Work required -
Select from the records below every line that has the word "type" in it.
[Start of Given records]
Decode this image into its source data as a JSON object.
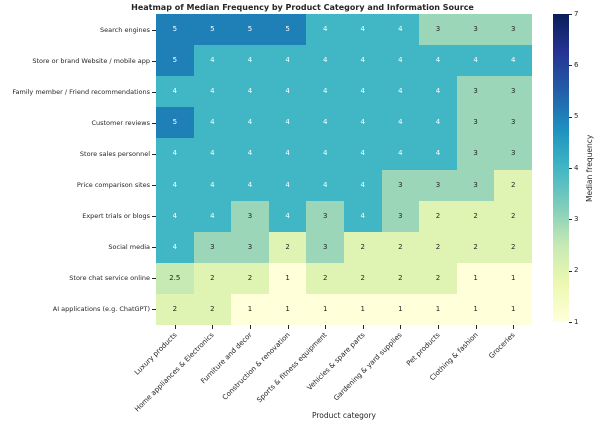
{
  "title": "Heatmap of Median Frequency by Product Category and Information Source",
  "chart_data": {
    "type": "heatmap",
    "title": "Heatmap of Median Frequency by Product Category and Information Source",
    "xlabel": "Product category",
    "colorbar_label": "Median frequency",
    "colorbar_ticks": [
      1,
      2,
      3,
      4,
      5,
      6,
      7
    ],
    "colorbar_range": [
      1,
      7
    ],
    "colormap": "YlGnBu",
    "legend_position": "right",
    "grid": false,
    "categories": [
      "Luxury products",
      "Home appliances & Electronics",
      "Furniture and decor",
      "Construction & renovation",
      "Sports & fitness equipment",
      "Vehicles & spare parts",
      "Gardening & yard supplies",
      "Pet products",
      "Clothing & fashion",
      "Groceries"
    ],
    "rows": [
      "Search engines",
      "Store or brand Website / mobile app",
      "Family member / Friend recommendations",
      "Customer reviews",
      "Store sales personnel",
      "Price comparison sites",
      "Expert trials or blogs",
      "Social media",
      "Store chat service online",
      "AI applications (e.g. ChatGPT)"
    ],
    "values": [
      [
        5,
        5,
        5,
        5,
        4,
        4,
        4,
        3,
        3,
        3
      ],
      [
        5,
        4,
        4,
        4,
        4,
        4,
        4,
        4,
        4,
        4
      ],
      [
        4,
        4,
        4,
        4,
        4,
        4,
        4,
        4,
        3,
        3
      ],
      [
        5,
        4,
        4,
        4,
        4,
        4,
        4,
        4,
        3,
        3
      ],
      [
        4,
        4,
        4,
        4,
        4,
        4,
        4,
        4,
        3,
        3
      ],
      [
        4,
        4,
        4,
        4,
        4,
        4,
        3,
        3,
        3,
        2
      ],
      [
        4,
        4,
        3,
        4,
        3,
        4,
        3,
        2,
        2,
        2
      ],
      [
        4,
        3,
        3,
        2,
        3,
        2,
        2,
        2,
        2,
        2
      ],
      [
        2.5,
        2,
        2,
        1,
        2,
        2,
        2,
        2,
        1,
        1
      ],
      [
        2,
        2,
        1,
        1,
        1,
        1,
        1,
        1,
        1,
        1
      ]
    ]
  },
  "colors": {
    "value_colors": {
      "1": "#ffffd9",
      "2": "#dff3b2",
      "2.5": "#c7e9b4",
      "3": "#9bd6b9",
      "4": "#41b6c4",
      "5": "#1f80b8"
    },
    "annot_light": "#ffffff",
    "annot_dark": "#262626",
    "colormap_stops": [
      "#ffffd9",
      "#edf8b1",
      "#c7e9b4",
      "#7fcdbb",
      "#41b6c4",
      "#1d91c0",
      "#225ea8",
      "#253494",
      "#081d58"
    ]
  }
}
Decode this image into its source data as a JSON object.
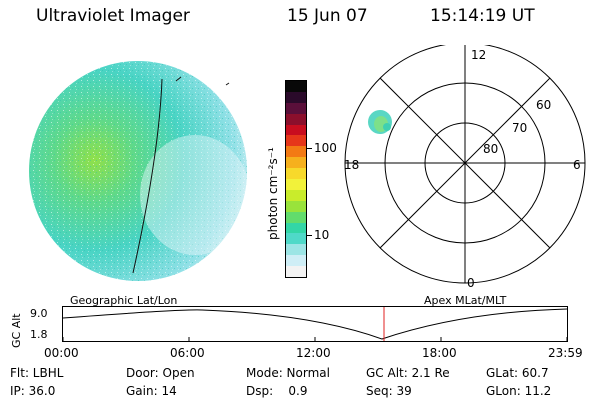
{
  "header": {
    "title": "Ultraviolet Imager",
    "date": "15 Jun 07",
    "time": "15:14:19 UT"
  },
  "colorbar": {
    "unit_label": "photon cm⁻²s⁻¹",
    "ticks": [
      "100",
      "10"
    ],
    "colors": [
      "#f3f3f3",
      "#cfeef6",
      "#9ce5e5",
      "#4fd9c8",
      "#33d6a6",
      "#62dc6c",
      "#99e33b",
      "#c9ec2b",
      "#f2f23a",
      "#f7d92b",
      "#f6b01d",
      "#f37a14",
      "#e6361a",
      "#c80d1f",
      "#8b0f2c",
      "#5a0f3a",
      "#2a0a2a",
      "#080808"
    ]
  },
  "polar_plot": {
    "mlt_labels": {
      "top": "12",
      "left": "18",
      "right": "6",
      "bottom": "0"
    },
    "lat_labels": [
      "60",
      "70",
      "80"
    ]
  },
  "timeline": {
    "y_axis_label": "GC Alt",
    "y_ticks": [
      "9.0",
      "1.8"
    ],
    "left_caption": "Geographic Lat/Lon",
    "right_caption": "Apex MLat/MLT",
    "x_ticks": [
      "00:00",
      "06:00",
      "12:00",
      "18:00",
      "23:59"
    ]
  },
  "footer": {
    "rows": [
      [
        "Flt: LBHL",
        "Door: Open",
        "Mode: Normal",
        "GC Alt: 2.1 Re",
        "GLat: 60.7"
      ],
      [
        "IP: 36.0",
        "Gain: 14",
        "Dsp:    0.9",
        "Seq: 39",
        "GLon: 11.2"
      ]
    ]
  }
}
[End of Given records]
[Start of Given records]
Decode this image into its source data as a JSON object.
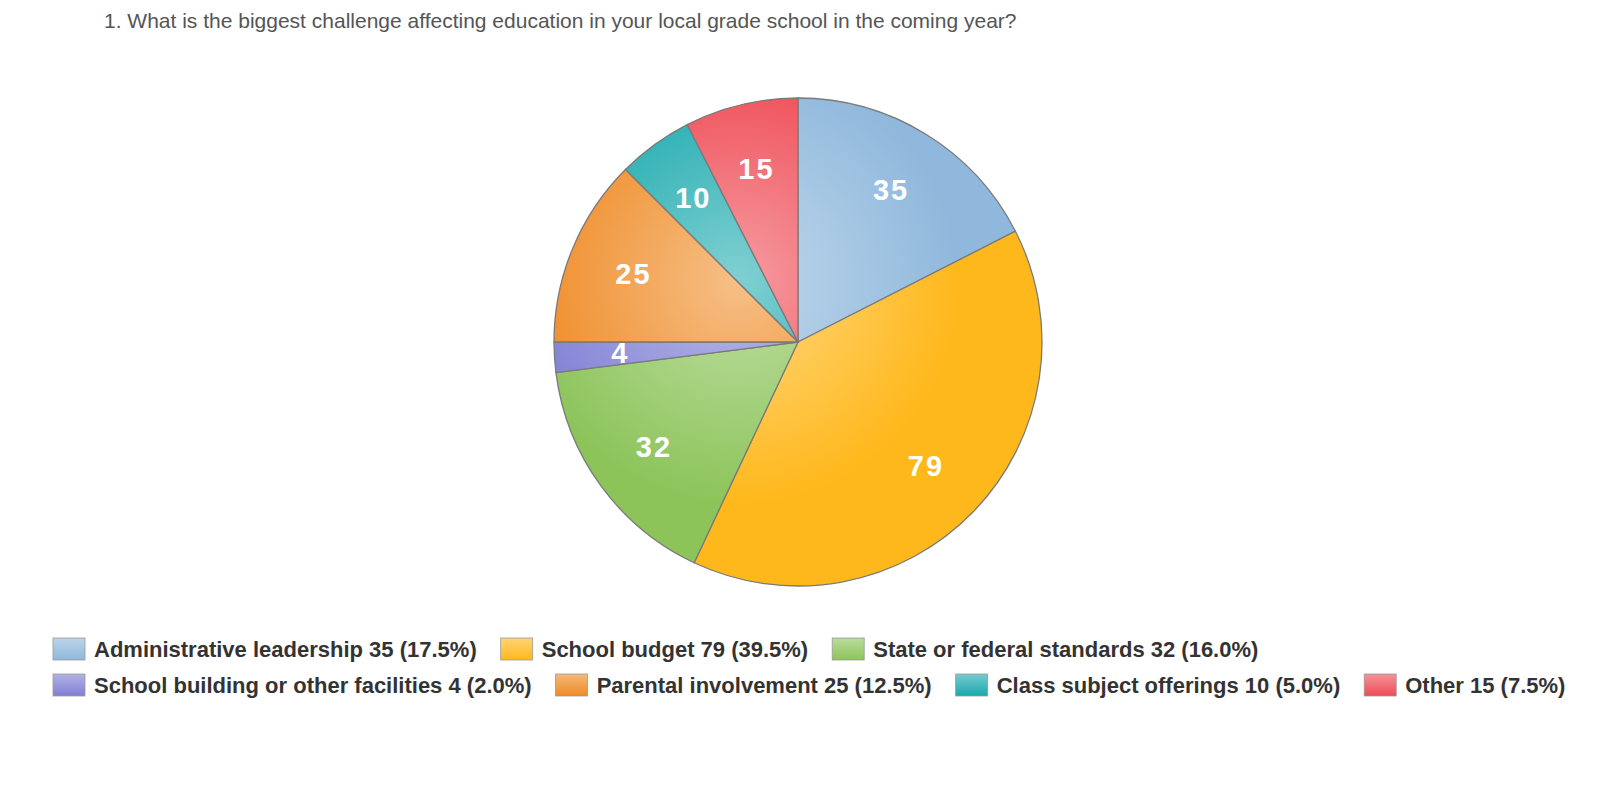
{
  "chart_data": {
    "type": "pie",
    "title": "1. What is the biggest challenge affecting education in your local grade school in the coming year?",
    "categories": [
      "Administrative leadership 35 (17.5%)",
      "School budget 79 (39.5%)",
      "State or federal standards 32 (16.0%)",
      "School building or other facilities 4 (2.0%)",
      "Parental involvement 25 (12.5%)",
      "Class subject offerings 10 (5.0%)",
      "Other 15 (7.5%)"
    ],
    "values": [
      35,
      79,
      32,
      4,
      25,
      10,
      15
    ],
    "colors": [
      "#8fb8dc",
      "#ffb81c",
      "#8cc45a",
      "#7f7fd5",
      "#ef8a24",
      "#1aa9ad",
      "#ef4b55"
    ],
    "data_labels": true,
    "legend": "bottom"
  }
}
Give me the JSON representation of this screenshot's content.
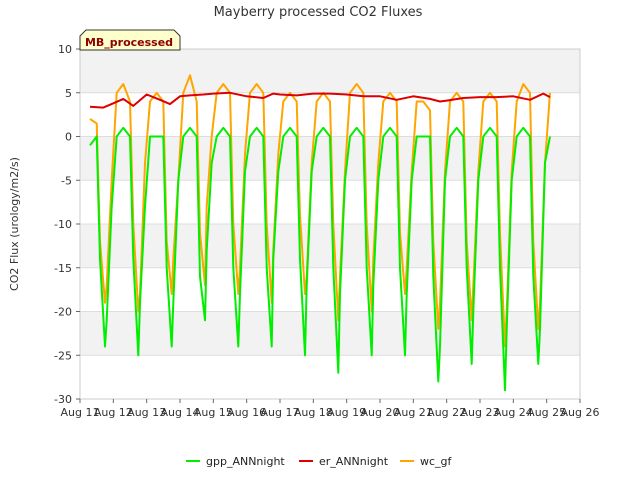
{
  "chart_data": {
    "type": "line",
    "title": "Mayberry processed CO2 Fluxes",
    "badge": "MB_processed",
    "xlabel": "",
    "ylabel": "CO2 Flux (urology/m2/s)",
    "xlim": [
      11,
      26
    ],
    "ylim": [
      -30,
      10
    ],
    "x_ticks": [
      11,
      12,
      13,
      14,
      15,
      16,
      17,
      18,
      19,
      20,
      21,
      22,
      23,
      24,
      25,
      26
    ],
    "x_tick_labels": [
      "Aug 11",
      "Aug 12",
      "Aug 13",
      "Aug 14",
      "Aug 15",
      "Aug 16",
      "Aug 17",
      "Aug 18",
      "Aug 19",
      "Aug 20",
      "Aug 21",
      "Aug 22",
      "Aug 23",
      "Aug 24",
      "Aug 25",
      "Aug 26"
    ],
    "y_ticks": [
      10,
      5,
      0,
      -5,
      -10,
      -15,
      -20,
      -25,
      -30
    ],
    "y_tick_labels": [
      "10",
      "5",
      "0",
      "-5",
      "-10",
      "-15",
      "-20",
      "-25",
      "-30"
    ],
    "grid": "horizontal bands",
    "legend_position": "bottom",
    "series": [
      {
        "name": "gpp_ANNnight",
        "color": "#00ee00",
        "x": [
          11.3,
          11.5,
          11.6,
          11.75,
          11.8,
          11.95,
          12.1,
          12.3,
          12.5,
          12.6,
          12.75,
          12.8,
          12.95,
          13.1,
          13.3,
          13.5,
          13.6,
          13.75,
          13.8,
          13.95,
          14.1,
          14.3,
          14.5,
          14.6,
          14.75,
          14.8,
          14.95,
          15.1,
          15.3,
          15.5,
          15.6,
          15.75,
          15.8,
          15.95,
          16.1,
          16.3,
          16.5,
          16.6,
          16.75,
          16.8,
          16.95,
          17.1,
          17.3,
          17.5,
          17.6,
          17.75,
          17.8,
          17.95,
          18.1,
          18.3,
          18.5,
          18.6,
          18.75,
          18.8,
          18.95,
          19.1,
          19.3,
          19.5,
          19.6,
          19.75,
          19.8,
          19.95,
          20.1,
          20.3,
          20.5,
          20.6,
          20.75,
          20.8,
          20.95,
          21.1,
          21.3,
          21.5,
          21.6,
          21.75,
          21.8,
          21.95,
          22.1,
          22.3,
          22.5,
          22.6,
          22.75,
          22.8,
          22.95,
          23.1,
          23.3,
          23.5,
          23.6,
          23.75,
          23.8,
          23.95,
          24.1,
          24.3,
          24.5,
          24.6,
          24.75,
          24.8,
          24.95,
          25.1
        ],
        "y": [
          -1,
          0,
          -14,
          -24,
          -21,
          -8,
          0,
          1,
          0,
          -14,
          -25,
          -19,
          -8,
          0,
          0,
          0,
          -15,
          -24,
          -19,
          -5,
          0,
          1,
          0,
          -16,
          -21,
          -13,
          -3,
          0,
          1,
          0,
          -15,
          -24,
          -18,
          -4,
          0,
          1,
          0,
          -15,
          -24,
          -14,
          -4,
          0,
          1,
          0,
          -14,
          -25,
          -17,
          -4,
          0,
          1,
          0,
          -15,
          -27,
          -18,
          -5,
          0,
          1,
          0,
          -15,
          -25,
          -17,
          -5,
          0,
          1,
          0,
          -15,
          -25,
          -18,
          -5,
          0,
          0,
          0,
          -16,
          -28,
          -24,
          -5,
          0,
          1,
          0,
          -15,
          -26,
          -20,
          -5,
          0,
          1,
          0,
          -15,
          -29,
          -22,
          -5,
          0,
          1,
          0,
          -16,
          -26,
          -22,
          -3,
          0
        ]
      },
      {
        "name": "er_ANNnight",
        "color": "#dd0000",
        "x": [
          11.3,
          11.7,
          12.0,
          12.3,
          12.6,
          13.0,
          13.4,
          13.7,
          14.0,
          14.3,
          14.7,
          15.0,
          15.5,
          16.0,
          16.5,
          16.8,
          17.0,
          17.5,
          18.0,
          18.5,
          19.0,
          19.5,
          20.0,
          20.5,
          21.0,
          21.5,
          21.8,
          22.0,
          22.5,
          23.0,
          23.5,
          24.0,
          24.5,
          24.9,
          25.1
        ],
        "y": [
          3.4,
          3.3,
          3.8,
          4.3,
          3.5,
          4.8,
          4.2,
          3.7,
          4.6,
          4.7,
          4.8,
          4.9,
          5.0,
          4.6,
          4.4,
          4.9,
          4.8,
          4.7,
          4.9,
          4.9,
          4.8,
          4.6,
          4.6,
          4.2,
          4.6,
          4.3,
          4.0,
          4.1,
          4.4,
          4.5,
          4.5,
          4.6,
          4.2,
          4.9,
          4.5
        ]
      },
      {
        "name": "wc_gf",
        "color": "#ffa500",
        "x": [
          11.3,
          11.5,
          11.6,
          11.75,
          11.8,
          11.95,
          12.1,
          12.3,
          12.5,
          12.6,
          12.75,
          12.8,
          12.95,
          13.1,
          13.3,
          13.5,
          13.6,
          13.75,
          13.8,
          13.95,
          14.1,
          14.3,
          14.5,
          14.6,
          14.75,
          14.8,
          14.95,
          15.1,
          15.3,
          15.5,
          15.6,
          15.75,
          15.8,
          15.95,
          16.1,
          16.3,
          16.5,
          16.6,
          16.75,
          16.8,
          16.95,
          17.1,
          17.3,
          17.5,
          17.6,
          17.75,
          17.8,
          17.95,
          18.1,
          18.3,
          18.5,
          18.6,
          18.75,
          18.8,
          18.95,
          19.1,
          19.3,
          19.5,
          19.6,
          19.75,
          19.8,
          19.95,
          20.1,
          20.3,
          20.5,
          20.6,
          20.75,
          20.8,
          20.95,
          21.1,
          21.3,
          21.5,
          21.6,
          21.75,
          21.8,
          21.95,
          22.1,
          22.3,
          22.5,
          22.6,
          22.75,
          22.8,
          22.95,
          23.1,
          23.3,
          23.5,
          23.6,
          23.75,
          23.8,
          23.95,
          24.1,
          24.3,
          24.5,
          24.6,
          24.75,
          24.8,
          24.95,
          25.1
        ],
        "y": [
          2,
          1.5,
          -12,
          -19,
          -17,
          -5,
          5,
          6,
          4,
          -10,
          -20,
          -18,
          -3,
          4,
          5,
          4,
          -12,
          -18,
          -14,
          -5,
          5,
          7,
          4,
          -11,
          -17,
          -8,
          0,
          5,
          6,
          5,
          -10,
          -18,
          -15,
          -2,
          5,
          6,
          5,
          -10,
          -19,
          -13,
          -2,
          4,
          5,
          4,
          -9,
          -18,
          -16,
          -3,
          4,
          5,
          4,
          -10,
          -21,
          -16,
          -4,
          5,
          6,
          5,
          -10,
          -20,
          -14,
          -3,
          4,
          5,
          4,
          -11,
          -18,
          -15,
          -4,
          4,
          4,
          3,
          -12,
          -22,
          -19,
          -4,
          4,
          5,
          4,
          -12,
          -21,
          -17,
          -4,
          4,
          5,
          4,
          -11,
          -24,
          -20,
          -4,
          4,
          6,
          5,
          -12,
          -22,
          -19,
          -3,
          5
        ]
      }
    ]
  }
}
[End of Given records]
[Start of Given records]
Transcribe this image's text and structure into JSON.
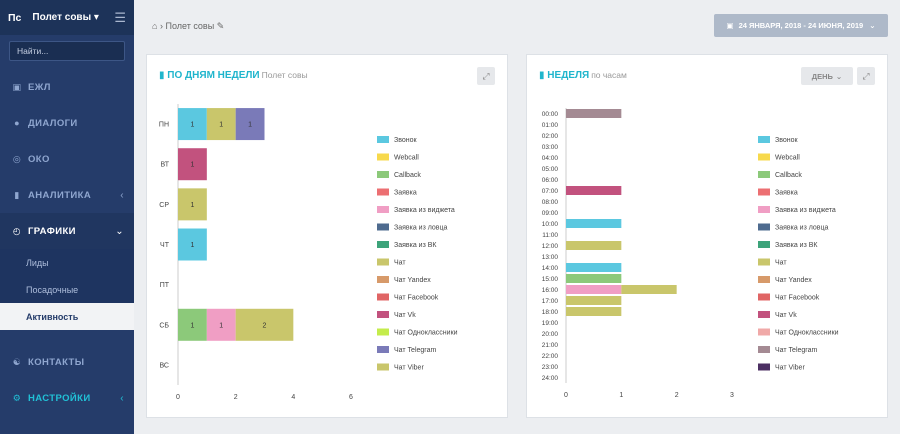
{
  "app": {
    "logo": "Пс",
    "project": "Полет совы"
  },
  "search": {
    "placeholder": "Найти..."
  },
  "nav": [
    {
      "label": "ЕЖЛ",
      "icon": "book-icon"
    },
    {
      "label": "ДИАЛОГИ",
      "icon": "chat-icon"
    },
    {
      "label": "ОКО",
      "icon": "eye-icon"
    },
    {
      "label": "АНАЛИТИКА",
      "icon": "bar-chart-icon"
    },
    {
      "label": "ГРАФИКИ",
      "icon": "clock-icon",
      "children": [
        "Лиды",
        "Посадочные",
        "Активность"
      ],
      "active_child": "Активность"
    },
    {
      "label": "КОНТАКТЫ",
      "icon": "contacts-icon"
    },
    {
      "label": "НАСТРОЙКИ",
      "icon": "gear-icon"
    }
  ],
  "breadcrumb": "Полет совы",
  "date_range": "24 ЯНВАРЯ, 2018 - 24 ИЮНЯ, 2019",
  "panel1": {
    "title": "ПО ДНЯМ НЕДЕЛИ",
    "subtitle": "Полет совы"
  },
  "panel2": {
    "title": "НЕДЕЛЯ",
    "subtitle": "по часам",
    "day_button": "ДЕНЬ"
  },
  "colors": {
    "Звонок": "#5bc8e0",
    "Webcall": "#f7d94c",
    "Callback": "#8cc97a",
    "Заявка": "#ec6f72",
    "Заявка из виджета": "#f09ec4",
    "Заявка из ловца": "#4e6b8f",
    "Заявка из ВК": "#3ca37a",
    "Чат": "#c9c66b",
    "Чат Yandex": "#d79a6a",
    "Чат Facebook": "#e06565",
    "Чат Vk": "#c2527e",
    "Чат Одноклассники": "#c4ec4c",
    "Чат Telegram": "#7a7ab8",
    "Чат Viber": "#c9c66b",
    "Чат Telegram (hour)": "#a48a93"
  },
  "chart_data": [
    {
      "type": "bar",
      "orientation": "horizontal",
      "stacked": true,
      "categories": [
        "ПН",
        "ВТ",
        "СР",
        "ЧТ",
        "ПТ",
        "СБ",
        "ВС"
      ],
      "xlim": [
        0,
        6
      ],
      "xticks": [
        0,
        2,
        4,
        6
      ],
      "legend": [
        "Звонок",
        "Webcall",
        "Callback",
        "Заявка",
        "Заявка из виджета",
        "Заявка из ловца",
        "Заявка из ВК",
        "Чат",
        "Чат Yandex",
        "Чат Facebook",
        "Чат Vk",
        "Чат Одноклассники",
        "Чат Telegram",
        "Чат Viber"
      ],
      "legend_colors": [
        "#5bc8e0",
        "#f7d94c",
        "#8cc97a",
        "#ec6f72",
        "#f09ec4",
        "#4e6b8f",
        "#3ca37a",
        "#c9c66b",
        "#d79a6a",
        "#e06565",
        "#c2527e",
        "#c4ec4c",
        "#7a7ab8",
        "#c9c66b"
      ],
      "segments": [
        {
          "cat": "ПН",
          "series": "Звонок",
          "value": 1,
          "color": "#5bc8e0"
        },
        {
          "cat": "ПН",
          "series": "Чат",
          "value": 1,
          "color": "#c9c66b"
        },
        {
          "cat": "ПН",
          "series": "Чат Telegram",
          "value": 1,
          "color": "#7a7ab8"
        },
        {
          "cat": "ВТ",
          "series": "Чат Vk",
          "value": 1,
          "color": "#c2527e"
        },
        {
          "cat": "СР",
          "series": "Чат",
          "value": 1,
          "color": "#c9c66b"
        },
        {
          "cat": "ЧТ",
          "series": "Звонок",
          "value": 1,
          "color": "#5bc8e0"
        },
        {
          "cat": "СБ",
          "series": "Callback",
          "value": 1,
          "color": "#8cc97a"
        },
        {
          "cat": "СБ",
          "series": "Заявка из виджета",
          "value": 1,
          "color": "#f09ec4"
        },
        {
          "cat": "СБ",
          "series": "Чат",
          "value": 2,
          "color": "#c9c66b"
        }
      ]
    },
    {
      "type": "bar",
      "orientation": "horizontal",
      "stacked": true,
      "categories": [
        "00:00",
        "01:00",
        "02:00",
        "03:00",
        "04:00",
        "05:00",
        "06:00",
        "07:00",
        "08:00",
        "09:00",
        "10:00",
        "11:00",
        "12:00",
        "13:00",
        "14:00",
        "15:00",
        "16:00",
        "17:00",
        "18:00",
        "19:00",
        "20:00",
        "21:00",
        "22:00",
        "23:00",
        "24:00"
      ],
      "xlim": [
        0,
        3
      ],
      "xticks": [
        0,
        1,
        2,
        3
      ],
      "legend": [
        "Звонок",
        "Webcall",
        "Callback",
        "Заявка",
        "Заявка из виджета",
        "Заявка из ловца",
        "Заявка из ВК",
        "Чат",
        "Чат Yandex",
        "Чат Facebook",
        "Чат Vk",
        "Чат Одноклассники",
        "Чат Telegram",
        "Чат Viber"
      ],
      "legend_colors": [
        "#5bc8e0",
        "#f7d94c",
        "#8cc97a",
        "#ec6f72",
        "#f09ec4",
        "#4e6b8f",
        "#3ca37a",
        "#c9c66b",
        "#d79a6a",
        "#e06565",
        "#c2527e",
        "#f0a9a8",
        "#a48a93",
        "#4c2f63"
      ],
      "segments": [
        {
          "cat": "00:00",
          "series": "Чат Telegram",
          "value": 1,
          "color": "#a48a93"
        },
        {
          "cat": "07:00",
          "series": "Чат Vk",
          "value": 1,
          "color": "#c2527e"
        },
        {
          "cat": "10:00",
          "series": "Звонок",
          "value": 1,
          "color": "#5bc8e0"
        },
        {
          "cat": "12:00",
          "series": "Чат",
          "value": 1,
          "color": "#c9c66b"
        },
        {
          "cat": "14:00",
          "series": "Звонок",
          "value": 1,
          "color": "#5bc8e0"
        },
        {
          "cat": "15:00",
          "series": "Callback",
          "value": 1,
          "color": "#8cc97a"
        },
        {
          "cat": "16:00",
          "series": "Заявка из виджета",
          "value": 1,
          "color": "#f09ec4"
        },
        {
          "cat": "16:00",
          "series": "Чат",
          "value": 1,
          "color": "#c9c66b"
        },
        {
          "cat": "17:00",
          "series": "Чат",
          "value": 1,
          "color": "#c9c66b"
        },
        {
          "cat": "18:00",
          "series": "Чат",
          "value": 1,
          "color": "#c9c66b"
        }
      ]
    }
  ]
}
[End of Given records]
Completed task -
    "type": "heatmap",
    "type": "pie",
    "type": "line",
      "type": "bar",
      "type": "bar",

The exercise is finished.